- _What to produce_
Output all of the entries below precisely as written.

- _Dataset excerpts_
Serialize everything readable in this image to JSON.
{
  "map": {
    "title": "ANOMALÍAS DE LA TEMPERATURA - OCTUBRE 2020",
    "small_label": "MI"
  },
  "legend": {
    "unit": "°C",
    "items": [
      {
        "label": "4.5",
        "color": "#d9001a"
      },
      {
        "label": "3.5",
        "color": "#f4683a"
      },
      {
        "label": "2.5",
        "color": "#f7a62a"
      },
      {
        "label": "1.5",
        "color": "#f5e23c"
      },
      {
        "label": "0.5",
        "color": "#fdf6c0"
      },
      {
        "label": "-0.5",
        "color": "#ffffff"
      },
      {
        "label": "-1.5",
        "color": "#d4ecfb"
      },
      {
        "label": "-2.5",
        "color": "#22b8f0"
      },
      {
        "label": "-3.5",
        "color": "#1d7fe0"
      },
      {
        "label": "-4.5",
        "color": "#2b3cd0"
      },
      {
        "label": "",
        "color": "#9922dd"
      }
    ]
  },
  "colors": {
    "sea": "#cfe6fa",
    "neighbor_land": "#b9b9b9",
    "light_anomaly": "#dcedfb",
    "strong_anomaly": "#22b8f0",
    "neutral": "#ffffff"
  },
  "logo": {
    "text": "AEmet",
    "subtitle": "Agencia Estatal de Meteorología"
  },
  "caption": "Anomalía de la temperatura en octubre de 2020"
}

- _Full response_
Serialize everything readable in this image to JSON.
{
  "map": {
    "title": "ANOMALÍAS DE LA TEMPERATURA - OCTUBRE 2020",
    "small_label": "MI"
  },
  "legend": {
    "unit": "°C",
    "items": [
      {
        "label": "4.5",
        "color": "#d9001a"
      },
      {
        "label": "3.5",
        "color": "#f4683a"
      },
      {
        "label": "2.5",
        "color": "#f7a62a"
      },
      {
        "label": "1.5",
        "color": "#f5e23c"
      },
      {
        "label": "0.5",
        "color": "#fdf6c0"
      },
      {
        "label": "-0.5",
        "color": "#ffffff"
      },
      {
        "label": "-1.5",
        "color": "#d4ecfb"
      },
      {
        "label": "-2.5",
        "color": "#22b8f0"
      },
      {
        "label": "-3.5",
        "color": "#1d7fe0"
      },
      {
        "label": "-4.5",
        "color": "#2b3cd0"
      },
      {
        "label": "",
        "color": "#9922dd"
      }
    ]
  },
  "colors": {
    "sea": "#cfe6fa",
    "neighbor_land": "#b9b9b9",
    "light_anomaly": "#dcedfb",
    "strong_anomaly": "#22b8f0",
    "neutral": "#ffffff"
  },
  "logo": {
    "text": "AEmet",
    "subtitle": "Agencia Estatal de Meteorología"
  },
  "caption": "Anomalía de la temperatura en octubre de 2020"
}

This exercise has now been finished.